● **TO DO**
Please report every line from the material that contains the word "décembre".

[Data listing]
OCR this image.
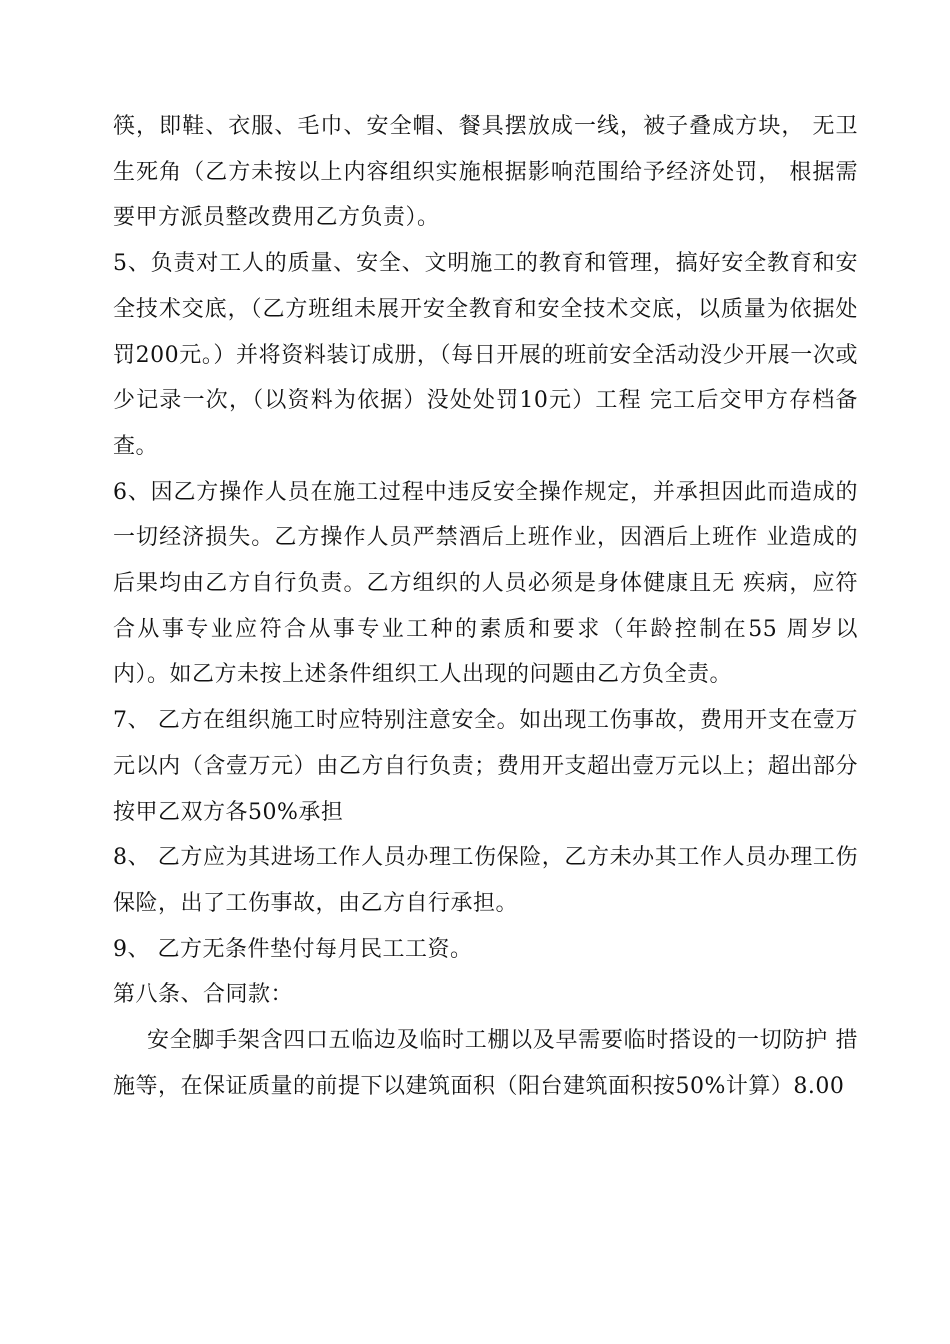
筷，即鞋、衣服、毛巾、安全帽、餐具摆放成一线，被子叠成方块， 无卫生死角（乙方未按以上内容组织实施根据影响范围给予经济处罚， 根据需要甲方派员整改费用乙方负责）。

5、负责对工人的质量、安全、文明施工的教育和管理，搞好安全教育和安全技术交底，（乙方班组未展开安全教育和安全技术交底，以质量为依据处罚200元。）并将资料装订成册，（每日开展的班前安全活动没少开展一次或少记录一次，（以资料为依据）没处处罚10元）工程 完工后交甲方存档备查。

6、因乙方操作人员在施工过程中违反安全操作规定，并承担因此而造成的一切经济损失。乙方操作人员严禁酒后上班作业，因酒后上班作 业造成的后果均由乙方自行负责。乙方组织的人员必须是身体健康且无 疾病，应符合从事专业应符合从事专业工种的素质和要求（年龄控制在55 周岁以内）。如乙方未按上述条件组织工人出现的问题由乙方负全责。

7、 乙方在组织施工时应特别注意安全。如出现工伤事故，费用开支在壹万元以内（含壹万元）由乙方自行负责；费用开支超出壹万元以上；超出部分按甲乙双方各50%承担

8、 乙方应为其进场工作人员办理工伤保险，乙方未办其工作人员办理工伤保险，出了工伤事故，由乙方自行承担。

9、 乙方无条件垫付每月民工工资。

第八条、合同款：

安全脚手架含四口五临边及临时工棚以及早需要临时搭设的一切防护 措施等，在保证质量的前提下以建筑面积（阳台建筑面积按50%计算）8.00
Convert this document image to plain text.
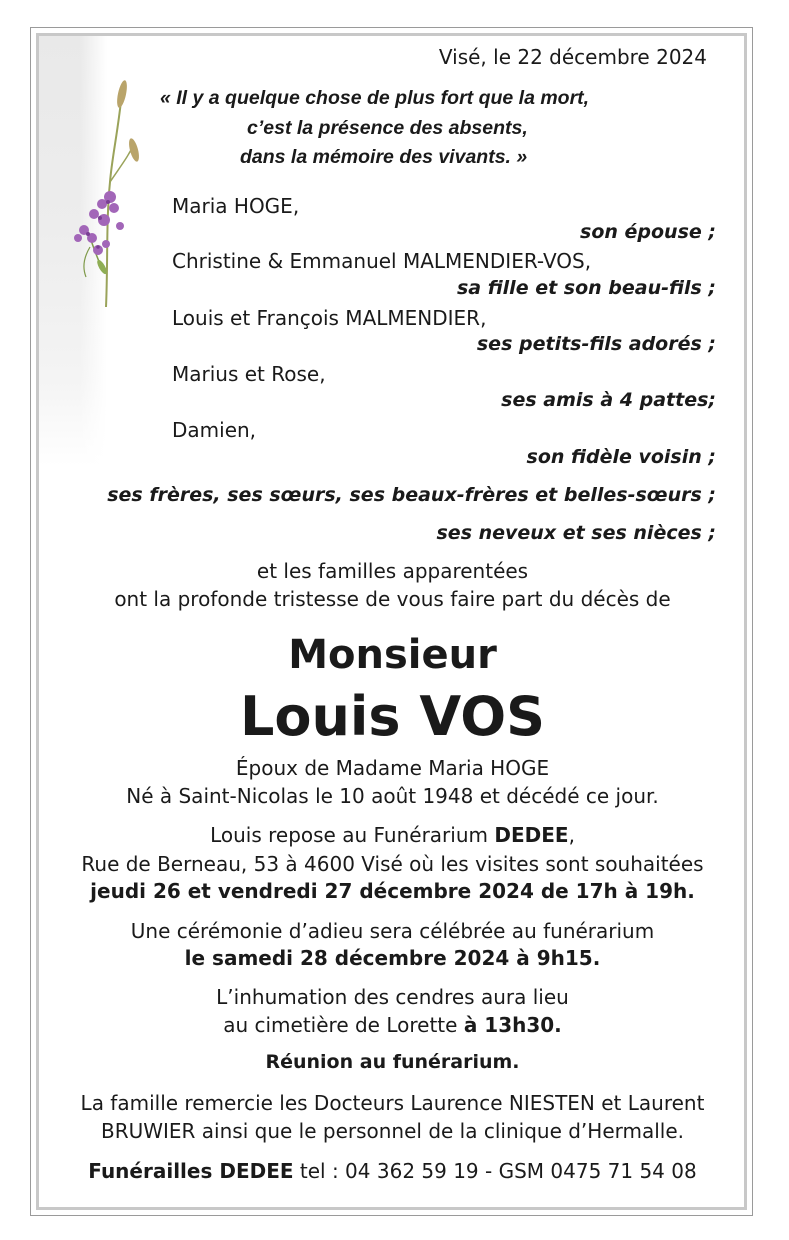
Visé, le 22 décembre 2024
« Il y a quelque chose de plus fort que la mort,
c’est la présence des absents,
dans la mémoire des vivants. »
Maria HOGE,
son épouse ;
Christine & Emmanuel MALMENDIER-VOS,
sa fille et son beau-fils ;
Louis et François MALMENDIER,
ses petits-fils adorés ;
Marius et Rose,
ses amis à 4 pattes;
Damien,
son fidèle voisin ;
ses frères, ses sœurs, ses beaux-frères et belles-sœurs ;
ses neveux et ses nièces ;
et les familles apparentées
ont la profonde tristesse de vous faire part du décès de
Monsieur
Louis VOS
Époux de Madame Maria HOGE
Né à Saint-Nicolas le 10 août 1948 et décédé ce jour.
Louis repose au Funérarium DEDEE,
Rue de Berneau, 53 à 4600 Visé où les visites sont souhaitées
jeudi 26 et vendredi 27 décembre 2024 de 17h à 19h.
Une cérémonie d’adieu sera célébrée au funérarium
le samedi 28 décembre 2024 à 9h15.
L’inhumation des cendres aura lieu
au cimetière de Lorette à 13h30.
Réunion au funérarium.
La famille remercie les Docteurs Laurence NIESTEN et Laurent
BRUWIER ainsi que le personnel de la clinique d’Hermalle.
Funérailles DEDEE tel : 04 362 59 19 - GSM 0475 71 54 08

● **RESPONSE BELOW**
Visé, le 22 décembre 2024
jeudi 26 et vendredi 27 décembre 2024 de 17h à 19h.
le samedi 28 décembre 2024 à 9h15.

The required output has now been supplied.